_INSTRUCTIONS FOR THE TASK_
Extract all lines that hold "object" from the records below.

_Records contained in a dataset_

(begin)

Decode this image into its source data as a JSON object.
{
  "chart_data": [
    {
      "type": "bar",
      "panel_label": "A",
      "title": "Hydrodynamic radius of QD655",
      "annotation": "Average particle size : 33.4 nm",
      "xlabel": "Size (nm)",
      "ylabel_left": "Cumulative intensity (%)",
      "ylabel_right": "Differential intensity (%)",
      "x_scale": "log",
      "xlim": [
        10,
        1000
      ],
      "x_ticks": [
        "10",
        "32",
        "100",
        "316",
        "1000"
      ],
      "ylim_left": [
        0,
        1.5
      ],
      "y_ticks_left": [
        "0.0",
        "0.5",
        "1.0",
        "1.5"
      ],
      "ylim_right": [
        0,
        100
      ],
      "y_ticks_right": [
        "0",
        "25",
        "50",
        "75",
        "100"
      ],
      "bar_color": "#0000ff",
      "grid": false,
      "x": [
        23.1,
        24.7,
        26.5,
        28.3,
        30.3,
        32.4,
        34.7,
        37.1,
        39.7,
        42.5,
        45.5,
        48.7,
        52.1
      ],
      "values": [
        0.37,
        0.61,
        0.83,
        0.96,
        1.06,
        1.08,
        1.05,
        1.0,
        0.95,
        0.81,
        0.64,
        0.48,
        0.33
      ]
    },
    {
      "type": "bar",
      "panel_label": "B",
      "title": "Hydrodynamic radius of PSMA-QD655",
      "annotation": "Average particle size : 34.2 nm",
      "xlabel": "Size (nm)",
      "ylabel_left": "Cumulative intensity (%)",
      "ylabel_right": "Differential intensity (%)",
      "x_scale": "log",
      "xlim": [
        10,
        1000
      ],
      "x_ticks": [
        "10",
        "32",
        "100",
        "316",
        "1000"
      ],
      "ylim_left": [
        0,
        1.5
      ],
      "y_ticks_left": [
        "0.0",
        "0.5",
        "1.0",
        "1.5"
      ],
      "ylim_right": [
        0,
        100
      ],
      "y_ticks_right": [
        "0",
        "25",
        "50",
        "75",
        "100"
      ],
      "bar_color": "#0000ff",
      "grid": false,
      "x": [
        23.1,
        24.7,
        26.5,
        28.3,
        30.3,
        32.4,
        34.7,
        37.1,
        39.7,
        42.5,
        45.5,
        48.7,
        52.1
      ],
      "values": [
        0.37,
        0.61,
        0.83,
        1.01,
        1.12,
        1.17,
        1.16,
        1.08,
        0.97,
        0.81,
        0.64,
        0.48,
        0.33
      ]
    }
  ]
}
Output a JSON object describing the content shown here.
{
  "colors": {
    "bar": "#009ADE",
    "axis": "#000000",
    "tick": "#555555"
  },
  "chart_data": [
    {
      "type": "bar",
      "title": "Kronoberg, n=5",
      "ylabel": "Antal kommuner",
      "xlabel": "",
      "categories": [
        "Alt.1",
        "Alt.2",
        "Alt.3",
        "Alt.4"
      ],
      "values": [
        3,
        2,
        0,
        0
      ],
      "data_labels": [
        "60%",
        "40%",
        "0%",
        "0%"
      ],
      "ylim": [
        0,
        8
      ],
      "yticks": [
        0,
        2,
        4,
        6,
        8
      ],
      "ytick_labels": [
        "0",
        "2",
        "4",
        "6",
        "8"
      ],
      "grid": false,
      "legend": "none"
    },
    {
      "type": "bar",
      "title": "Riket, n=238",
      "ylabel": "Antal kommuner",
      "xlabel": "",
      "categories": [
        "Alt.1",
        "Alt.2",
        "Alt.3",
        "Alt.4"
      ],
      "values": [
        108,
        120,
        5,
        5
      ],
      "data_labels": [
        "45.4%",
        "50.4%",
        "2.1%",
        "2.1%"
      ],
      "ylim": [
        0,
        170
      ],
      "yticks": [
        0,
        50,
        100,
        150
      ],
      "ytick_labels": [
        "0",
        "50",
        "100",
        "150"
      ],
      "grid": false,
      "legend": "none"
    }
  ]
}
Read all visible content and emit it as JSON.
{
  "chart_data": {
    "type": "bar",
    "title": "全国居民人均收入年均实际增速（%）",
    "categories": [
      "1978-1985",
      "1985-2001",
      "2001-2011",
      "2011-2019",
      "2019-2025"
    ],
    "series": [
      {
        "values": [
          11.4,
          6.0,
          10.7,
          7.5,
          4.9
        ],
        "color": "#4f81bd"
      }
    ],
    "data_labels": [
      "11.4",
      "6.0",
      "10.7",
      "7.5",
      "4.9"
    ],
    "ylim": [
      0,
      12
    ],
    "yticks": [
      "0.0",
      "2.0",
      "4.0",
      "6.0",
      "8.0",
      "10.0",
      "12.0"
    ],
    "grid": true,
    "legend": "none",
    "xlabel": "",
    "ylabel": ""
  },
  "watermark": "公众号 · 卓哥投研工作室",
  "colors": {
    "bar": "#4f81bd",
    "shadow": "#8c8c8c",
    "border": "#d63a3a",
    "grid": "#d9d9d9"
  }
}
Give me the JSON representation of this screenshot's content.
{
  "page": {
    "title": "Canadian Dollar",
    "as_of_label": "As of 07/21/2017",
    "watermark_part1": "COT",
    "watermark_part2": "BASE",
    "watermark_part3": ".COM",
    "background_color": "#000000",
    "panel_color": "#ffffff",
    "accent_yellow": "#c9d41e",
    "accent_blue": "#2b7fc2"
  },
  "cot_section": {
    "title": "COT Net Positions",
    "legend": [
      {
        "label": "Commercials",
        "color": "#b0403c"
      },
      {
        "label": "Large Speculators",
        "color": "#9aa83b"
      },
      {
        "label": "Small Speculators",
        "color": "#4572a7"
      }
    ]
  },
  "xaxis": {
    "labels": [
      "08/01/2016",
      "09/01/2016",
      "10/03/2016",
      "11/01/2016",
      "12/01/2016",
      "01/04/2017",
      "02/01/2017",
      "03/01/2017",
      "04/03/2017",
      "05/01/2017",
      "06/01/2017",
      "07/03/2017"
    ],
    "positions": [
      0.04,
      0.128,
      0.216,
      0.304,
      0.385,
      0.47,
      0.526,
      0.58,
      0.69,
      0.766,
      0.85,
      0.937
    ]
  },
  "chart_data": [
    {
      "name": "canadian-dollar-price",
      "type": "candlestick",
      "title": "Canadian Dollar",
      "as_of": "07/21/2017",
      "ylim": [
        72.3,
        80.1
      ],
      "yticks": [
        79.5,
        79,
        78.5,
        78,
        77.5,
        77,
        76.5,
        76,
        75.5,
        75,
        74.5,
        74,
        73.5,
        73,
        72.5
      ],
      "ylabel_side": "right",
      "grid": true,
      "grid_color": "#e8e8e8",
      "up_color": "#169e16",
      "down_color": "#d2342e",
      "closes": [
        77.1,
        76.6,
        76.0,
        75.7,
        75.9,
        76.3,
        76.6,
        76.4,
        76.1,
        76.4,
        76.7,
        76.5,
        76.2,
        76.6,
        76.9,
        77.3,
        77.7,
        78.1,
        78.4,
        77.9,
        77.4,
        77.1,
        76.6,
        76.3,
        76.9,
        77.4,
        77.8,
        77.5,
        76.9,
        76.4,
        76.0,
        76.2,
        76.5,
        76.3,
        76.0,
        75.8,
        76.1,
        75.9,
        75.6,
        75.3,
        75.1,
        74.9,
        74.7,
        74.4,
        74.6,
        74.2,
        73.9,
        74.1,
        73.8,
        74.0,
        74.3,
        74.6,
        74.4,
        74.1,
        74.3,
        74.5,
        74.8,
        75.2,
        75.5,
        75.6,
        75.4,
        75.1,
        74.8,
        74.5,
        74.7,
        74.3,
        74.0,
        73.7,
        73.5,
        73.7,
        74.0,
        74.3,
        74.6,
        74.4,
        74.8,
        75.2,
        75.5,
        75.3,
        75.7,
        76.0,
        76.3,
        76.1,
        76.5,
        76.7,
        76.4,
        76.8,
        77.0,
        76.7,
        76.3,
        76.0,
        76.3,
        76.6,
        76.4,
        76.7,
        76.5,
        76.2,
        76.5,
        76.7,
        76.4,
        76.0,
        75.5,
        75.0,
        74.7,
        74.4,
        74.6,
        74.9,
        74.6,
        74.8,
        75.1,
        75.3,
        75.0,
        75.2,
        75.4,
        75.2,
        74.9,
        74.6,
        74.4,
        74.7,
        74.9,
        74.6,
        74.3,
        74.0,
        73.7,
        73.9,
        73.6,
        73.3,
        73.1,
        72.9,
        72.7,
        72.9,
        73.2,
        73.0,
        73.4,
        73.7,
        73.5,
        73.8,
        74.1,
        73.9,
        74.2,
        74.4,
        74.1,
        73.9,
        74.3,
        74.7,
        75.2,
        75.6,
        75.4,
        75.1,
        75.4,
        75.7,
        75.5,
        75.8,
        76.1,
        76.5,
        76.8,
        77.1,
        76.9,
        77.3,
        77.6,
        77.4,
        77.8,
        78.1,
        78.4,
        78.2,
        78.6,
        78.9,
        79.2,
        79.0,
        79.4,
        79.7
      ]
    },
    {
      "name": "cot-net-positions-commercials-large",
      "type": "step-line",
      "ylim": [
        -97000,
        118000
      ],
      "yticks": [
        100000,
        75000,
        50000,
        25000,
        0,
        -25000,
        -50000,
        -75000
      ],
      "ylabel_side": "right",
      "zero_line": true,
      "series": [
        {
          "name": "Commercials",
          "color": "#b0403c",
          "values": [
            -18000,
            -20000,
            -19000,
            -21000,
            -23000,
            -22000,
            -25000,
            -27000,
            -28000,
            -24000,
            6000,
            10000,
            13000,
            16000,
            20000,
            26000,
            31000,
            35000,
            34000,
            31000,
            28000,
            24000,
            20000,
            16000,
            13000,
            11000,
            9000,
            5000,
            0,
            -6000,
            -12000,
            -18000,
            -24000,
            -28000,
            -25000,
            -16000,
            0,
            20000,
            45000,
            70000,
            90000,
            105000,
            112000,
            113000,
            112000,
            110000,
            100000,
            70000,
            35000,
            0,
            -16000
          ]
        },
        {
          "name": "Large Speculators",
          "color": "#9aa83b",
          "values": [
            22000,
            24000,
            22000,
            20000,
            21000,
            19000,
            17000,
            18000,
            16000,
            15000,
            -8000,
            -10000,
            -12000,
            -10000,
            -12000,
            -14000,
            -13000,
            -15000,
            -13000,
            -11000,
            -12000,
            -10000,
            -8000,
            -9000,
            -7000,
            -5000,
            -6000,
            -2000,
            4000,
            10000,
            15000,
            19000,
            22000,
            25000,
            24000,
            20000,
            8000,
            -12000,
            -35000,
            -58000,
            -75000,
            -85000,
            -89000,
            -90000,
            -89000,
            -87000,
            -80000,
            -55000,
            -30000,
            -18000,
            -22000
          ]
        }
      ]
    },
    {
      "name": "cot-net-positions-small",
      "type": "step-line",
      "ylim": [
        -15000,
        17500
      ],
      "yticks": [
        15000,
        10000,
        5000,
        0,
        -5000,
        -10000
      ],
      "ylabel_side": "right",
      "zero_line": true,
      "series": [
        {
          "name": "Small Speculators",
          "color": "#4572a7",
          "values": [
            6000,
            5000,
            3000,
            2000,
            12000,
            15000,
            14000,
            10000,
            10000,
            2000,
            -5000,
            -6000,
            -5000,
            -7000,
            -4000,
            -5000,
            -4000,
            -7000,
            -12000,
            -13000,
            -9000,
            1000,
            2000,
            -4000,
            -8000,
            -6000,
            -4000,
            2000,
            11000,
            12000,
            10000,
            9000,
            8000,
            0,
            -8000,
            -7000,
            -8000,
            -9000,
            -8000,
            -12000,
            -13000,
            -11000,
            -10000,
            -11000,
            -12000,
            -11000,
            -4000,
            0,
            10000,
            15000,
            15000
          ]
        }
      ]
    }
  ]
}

(end)

_WRITTEN SOLUTION_
Decode this image into its source data as a JSON object.
Output a JSON object describing the content shown here.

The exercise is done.